• **Problem statement**:
Give the number of lines containing the word "present", and nothing else.

• **Supplied information**:
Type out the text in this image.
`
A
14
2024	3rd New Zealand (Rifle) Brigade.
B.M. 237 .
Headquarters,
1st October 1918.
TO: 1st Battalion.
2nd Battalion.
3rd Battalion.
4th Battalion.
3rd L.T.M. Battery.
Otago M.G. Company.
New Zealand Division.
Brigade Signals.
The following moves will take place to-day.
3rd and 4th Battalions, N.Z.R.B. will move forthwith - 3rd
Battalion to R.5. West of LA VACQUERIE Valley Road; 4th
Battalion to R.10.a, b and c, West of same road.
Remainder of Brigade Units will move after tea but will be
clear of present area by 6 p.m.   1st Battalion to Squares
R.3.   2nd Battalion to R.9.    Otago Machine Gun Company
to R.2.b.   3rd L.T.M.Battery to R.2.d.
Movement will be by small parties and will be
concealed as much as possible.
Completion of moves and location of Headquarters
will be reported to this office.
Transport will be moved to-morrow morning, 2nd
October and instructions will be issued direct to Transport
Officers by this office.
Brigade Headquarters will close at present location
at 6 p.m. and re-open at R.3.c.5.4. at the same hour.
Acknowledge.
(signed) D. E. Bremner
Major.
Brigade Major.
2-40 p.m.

• **Worked answer**:
2